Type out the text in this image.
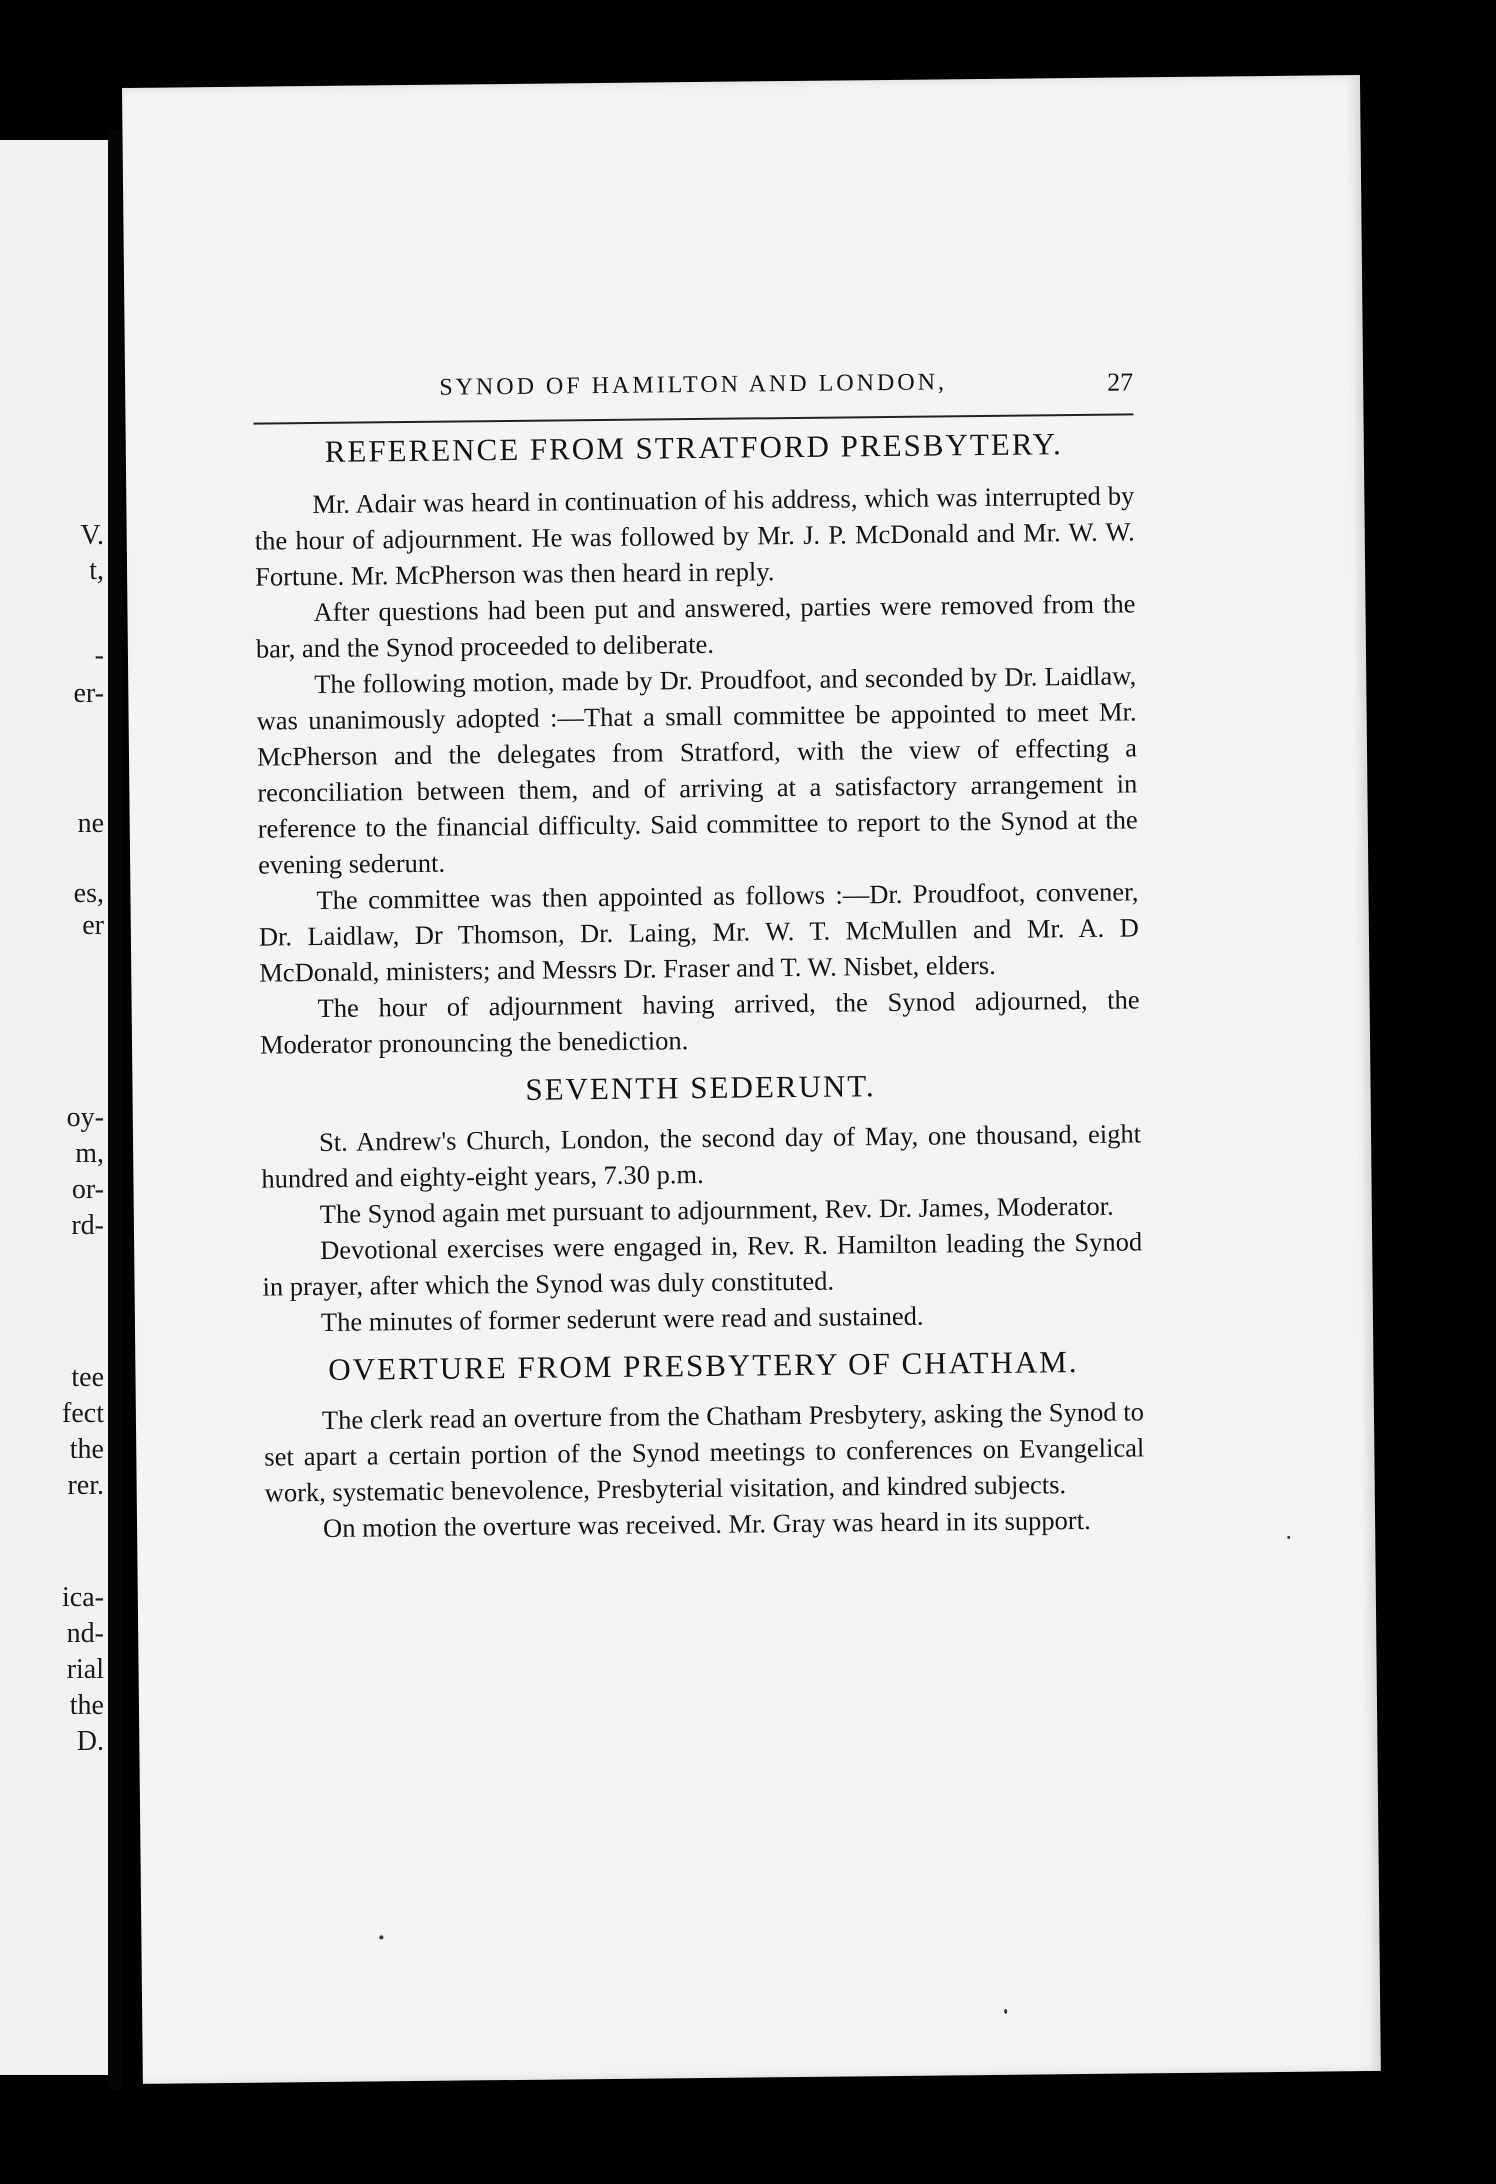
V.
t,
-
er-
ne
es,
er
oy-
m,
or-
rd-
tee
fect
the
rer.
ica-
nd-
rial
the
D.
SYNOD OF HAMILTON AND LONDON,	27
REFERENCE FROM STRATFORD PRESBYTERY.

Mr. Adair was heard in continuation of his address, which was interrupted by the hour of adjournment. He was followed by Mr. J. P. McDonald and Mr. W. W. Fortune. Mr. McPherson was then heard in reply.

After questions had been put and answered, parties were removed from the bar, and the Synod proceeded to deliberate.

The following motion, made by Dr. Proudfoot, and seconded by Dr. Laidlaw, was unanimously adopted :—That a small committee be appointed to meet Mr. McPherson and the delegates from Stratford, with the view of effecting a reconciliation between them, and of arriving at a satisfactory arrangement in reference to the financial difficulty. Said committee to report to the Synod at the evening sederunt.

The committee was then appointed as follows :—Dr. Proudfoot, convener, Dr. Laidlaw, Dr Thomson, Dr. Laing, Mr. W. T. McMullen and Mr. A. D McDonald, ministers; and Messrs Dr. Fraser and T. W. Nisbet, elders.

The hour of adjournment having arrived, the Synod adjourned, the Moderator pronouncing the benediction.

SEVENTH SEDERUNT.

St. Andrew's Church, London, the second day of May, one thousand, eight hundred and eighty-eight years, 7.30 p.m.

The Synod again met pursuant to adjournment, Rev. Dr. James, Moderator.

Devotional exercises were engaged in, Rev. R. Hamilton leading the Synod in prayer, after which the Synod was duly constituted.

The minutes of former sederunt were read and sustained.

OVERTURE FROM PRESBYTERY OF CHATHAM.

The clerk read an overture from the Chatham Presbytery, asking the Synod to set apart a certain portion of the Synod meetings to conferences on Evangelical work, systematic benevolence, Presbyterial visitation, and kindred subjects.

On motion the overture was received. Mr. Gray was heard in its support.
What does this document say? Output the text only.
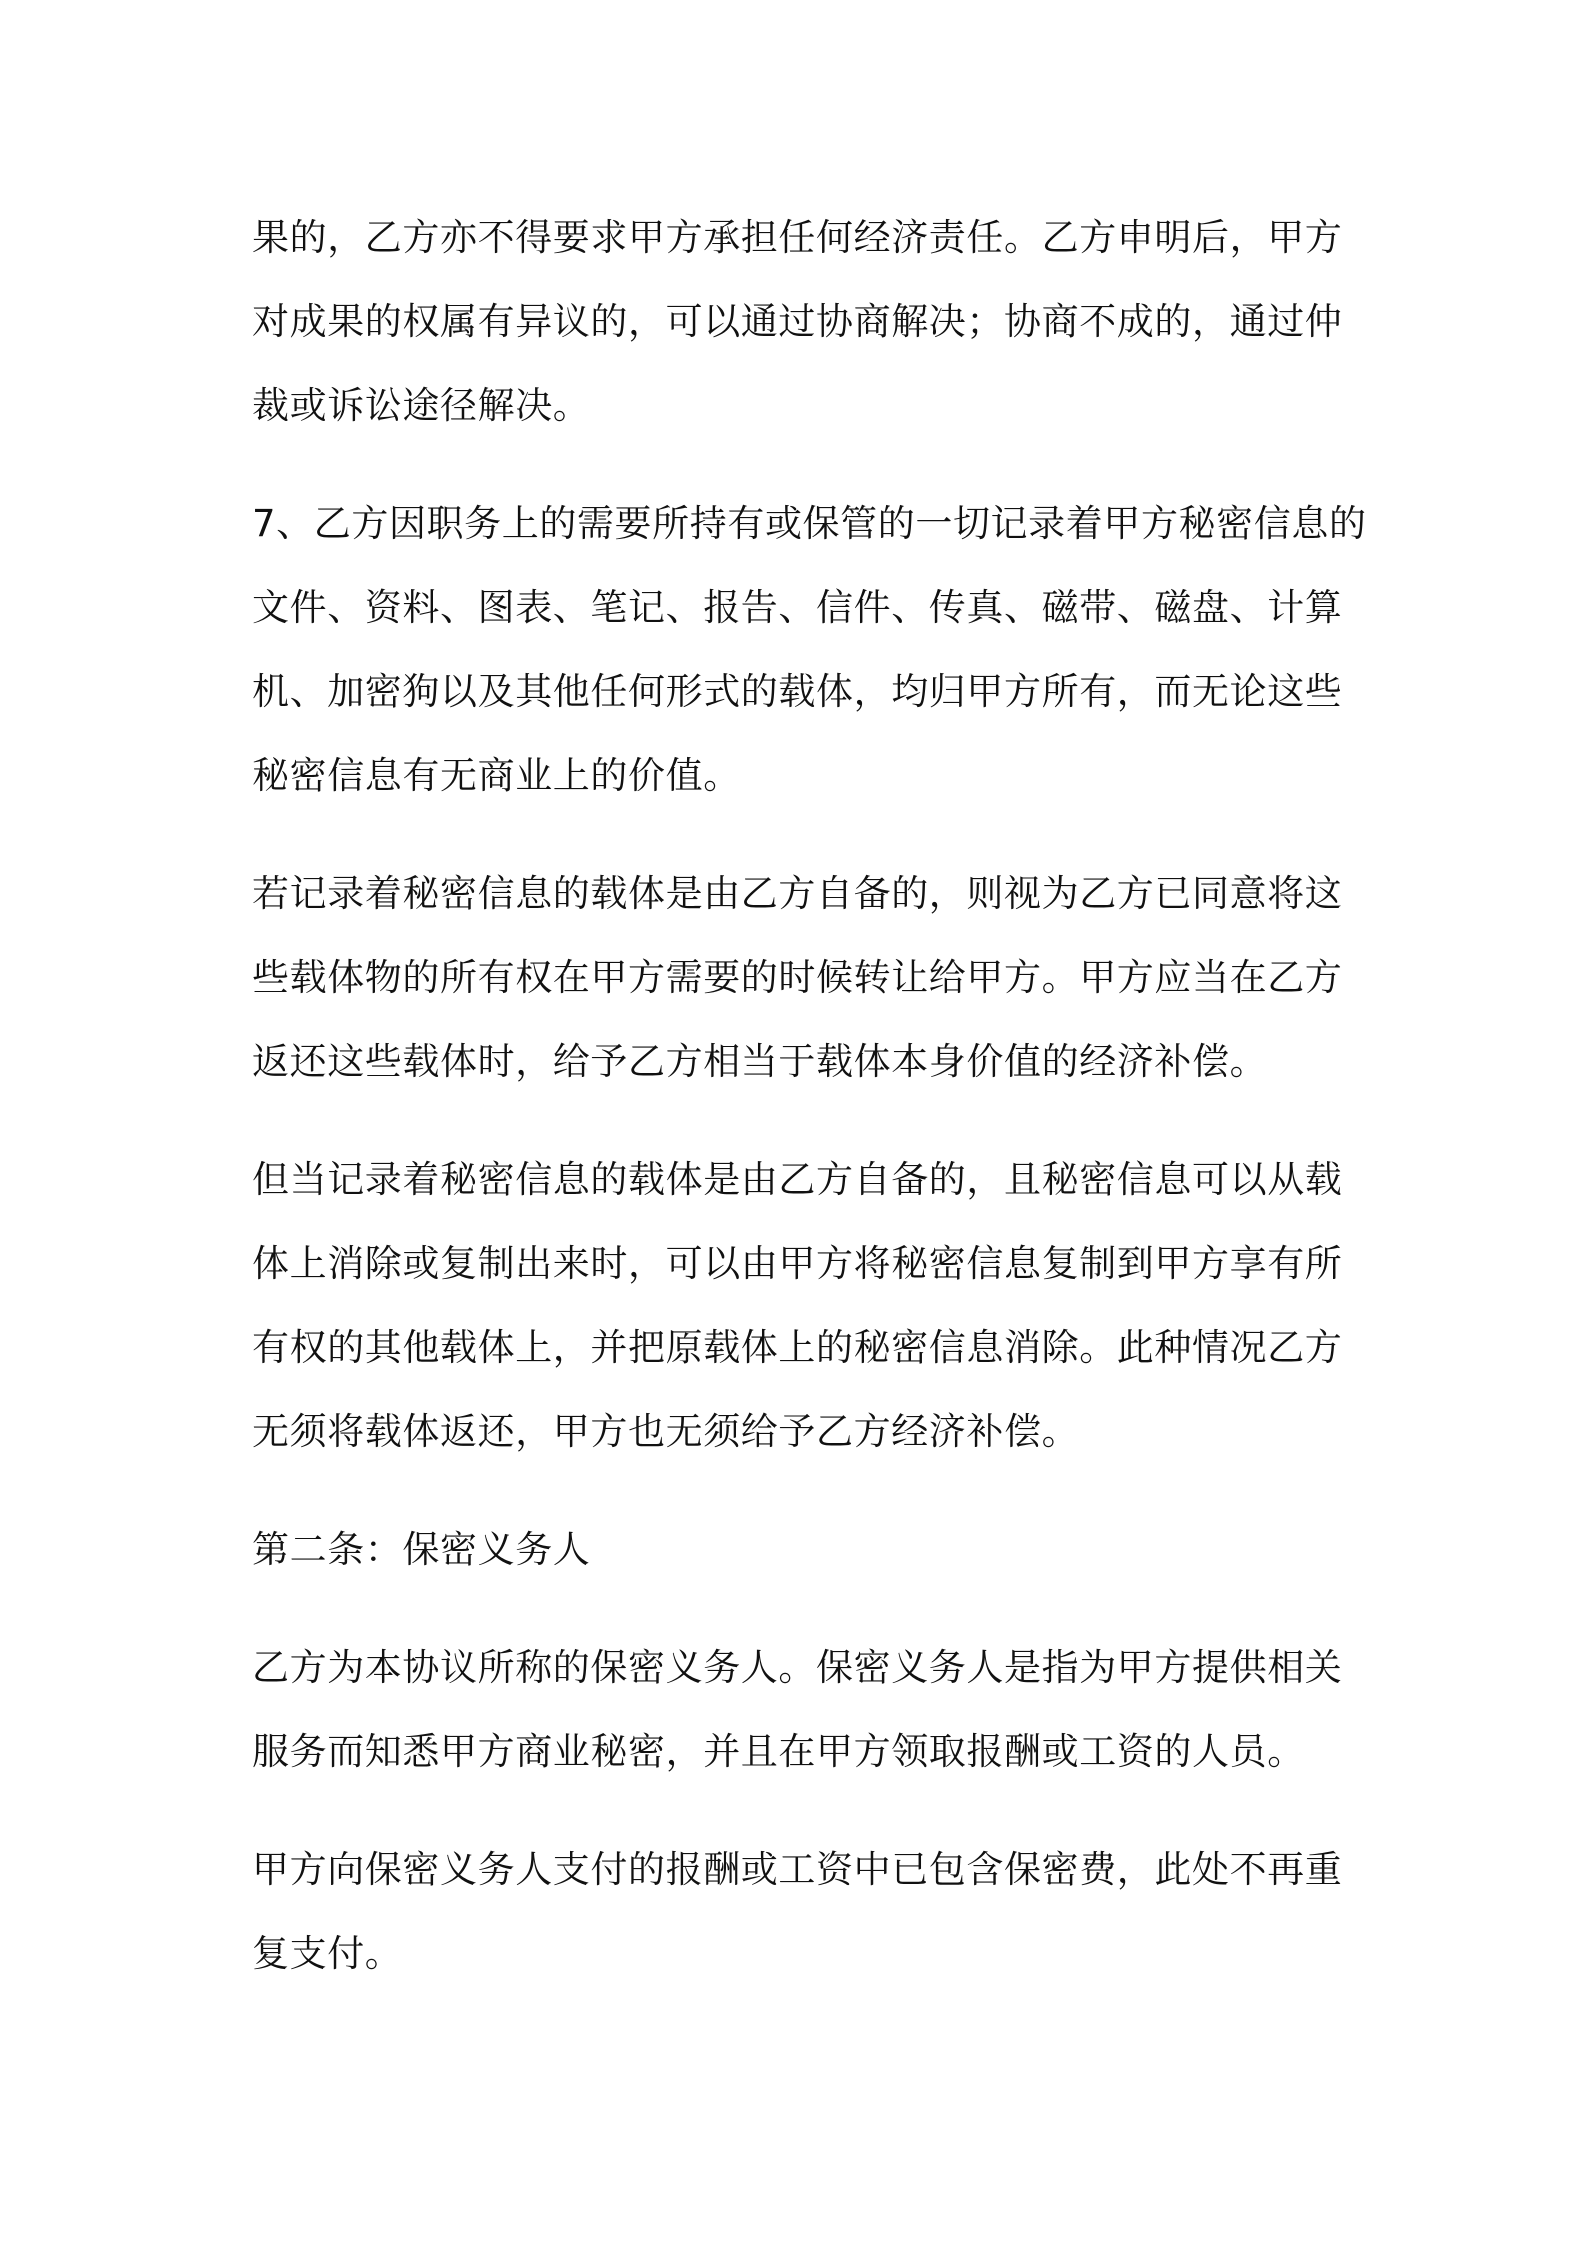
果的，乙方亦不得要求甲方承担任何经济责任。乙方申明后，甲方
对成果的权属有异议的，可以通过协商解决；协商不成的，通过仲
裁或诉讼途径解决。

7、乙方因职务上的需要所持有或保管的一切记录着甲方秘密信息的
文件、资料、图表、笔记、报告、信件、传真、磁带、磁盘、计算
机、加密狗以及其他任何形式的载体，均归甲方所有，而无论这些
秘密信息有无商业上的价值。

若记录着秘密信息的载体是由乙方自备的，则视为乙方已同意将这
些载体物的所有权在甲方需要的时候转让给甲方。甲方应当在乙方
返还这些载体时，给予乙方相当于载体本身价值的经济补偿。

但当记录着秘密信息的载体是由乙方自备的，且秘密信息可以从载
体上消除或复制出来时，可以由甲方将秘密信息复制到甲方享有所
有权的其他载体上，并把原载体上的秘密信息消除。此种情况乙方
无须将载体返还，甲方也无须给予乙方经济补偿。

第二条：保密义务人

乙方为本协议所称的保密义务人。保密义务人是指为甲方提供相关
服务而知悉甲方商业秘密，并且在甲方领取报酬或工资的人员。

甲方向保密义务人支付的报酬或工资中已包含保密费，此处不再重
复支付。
+---+
**What the task requires:** Gather all lines from the records above in which "McDonald" appears.

**Solved exercise:**
Mr. Adair was heard in continuation of his address, which was interrupted by the hour of adjournment. He was followed by Mr. J. P. McDonald and Mr. W. W. Fortune. Mr. McPherson was then heard in reply.
The committee was then appointed as follows :—Dr. Proudfoot, convener, Dr. Laidlaw, Dr Thomson, Dr. Laing, Mr. W. T. McMullen and Mr. A. D McDonald, ministers; and Messrs Dr. Fraser and T. W. Nisbet, elders.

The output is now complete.